(Dataset items)
——

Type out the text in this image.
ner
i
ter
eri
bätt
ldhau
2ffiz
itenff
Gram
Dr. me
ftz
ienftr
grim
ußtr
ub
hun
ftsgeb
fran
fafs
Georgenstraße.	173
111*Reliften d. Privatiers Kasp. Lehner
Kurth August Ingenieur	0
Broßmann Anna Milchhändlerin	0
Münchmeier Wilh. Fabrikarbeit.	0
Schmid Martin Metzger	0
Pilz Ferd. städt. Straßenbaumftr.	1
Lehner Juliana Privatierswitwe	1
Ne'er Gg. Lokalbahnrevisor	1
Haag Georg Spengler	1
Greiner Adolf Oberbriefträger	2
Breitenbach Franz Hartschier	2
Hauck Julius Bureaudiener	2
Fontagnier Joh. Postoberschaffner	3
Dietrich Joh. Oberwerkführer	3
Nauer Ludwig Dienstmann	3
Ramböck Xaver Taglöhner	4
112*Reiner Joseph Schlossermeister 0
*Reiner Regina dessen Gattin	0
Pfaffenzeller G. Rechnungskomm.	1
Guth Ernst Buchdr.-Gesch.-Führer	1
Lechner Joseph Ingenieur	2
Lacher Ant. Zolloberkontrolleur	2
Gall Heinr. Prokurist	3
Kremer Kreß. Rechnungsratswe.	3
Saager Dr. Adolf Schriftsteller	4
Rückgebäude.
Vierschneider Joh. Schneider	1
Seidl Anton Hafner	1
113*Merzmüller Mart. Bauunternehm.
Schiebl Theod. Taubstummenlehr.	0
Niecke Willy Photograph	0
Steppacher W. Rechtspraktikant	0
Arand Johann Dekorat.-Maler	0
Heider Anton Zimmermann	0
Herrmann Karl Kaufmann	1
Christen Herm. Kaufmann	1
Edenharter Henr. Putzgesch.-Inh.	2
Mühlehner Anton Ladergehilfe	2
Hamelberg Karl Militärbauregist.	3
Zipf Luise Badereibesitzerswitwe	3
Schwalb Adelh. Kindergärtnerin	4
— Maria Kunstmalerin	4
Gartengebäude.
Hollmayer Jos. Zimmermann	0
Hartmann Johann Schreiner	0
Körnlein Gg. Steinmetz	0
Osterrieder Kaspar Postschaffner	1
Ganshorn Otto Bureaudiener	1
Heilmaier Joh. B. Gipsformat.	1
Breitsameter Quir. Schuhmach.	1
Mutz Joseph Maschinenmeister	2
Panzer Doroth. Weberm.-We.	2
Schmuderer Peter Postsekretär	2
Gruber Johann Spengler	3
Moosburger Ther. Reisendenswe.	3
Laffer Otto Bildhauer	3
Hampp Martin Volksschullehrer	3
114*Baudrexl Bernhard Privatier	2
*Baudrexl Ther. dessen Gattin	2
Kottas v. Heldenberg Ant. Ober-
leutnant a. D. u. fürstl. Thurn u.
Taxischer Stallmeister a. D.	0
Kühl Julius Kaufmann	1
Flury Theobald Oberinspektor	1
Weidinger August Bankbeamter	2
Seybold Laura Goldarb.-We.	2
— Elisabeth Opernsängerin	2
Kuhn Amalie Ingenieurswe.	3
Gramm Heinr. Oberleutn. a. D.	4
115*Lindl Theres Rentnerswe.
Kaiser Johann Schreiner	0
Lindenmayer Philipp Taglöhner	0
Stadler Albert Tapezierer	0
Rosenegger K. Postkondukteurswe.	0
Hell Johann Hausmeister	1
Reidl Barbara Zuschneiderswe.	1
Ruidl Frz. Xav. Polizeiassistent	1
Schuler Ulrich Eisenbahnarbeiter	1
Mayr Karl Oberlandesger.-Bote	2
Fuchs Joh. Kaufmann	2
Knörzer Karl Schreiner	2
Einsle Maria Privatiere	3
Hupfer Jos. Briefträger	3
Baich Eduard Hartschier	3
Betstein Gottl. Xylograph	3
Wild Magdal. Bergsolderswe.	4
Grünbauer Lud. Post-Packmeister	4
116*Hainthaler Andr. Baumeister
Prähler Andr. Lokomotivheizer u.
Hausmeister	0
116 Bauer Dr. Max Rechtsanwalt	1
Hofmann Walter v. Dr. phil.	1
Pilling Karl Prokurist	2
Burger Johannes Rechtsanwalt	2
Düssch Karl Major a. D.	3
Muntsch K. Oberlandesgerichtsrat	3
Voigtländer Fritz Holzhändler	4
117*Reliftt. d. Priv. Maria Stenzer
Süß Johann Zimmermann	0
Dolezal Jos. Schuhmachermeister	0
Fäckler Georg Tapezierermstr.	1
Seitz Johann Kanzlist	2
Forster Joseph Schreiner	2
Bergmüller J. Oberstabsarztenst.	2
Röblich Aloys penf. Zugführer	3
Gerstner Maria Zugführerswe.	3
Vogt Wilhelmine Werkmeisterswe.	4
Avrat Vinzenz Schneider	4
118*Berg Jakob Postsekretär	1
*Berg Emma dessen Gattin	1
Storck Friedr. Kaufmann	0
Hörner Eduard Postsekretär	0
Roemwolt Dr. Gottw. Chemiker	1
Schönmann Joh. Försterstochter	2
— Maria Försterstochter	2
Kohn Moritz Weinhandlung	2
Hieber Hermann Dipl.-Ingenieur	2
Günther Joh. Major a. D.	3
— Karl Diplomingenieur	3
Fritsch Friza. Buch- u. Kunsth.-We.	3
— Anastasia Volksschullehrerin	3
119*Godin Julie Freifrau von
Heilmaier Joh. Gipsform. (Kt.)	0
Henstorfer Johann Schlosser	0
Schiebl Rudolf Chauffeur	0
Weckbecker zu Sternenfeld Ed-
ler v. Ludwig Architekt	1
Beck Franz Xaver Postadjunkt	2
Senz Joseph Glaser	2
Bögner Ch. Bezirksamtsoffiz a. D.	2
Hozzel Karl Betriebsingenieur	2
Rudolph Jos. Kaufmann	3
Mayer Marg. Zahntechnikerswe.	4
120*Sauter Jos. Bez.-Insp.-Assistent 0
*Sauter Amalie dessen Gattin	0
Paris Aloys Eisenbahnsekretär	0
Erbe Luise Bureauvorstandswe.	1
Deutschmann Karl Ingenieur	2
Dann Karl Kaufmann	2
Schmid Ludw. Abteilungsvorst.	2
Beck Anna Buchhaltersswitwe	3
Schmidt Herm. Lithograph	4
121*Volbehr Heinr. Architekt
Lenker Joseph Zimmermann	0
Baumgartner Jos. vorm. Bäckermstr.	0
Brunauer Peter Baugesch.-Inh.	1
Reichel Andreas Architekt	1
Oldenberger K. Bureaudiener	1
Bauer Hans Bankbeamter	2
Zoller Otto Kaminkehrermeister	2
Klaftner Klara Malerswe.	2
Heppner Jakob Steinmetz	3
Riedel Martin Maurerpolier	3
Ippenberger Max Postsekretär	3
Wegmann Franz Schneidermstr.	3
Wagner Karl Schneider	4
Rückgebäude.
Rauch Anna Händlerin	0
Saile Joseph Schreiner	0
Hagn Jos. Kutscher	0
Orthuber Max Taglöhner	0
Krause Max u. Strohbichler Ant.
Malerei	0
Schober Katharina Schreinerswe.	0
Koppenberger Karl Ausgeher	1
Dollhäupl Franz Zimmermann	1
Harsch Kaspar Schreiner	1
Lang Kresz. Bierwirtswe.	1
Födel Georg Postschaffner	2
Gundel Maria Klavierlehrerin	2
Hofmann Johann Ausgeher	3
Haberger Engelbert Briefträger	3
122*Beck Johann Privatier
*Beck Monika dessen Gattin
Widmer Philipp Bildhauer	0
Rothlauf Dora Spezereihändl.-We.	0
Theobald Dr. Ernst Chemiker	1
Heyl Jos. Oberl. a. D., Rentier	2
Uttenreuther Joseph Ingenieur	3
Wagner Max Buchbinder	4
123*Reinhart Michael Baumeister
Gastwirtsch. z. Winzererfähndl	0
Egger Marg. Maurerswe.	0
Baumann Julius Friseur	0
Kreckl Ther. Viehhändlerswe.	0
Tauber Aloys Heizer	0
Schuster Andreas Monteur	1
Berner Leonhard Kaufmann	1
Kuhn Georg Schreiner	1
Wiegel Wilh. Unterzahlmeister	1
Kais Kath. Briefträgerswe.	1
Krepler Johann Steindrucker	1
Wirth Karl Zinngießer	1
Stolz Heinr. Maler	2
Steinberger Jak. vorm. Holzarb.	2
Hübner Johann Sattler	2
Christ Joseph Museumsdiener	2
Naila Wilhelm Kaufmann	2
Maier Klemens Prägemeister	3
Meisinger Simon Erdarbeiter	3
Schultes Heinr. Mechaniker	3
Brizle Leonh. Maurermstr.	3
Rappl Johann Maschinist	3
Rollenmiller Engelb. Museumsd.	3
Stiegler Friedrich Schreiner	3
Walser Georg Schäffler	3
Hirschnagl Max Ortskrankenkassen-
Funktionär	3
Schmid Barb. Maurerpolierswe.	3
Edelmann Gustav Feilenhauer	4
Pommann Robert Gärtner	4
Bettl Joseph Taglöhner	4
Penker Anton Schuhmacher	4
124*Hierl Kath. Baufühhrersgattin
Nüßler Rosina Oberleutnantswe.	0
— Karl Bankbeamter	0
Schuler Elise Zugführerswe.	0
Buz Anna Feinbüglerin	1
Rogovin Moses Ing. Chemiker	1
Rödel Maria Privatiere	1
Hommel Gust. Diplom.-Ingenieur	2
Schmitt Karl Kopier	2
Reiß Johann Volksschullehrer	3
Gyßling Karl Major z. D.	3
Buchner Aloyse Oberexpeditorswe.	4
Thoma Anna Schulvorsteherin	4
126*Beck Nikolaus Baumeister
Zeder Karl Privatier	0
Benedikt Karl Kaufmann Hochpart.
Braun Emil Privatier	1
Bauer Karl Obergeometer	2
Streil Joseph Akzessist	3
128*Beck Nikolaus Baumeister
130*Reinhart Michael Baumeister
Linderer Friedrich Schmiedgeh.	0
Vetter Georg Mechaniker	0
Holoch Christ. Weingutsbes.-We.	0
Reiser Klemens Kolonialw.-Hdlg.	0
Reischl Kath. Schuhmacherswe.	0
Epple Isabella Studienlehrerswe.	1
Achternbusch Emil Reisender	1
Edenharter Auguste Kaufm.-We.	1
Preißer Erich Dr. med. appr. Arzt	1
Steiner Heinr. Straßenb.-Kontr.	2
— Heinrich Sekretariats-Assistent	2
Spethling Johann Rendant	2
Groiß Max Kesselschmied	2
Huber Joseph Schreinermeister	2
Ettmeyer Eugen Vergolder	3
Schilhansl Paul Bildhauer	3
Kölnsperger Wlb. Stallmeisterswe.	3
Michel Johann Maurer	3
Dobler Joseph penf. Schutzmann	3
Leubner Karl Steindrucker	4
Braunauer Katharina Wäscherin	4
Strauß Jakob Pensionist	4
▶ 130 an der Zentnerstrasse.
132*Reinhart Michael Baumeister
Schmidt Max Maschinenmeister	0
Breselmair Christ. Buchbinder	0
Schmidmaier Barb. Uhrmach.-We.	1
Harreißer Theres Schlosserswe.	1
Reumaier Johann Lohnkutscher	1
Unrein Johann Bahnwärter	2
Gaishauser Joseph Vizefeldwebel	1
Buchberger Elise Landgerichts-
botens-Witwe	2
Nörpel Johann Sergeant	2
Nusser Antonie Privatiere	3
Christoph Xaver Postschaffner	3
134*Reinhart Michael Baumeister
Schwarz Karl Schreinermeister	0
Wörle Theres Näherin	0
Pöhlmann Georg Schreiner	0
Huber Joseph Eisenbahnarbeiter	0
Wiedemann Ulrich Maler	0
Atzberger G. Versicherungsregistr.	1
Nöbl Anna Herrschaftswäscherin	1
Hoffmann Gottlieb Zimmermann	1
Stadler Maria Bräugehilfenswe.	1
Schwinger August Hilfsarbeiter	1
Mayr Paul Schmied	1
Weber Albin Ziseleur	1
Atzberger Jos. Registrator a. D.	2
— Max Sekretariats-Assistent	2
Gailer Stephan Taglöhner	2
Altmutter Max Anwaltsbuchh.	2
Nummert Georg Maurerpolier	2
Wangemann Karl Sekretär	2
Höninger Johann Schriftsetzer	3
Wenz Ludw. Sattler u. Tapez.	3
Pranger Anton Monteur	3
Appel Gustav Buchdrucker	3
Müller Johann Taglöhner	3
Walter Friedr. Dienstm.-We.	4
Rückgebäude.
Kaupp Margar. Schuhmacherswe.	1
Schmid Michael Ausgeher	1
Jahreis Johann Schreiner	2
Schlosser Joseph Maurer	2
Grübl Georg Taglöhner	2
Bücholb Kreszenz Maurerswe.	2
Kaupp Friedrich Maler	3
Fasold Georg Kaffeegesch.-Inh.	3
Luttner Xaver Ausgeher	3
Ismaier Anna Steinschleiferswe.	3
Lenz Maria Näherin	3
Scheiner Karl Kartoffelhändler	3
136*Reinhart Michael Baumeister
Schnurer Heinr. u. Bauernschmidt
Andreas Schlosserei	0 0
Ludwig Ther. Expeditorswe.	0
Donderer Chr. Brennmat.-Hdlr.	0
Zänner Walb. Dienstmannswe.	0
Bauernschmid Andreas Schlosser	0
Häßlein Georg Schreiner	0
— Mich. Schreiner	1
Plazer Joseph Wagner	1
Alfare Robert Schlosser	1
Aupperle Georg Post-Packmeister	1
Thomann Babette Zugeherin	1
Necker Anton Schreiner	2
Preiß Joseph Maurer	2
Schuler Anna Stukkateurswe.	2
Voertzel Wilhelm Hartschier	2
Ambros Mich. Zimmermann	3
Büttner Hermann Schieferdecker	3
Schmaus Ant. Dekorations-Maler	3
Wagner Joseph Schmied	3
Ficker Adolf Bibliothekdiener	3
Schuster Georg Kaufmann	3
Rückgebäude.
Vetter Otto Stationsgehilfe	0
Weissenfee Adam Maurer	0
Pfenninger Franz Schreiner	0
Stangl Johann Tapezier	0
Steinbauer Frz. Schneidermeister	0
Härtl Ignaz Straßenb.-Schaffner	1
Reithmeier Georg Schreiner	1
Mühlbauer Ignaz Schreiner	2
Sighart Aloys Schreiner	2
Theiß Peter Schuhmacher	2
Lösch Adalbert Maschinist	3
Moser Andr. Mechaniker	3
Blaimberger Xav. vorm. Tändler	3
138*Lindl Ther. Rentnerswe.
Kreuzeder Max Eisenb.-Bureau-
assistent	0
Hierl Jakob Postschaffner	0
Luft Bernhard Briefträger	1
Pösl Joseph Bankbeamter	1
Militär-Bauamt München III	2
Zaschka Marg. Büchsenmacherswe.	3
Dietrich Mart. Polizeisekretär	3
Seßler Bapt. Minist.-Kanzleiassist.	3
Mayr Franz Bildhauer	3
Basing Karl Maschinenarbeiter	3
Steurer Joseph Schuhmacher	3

——

• **Required task**
Working from the entries above, return all lines that contain "Eisenbahnarbeiter".

• **Solution to this task**
Schuler Ulrich Eisenbahnarbeiter	1
Huber Joseph Eisenbahnarbeiter	0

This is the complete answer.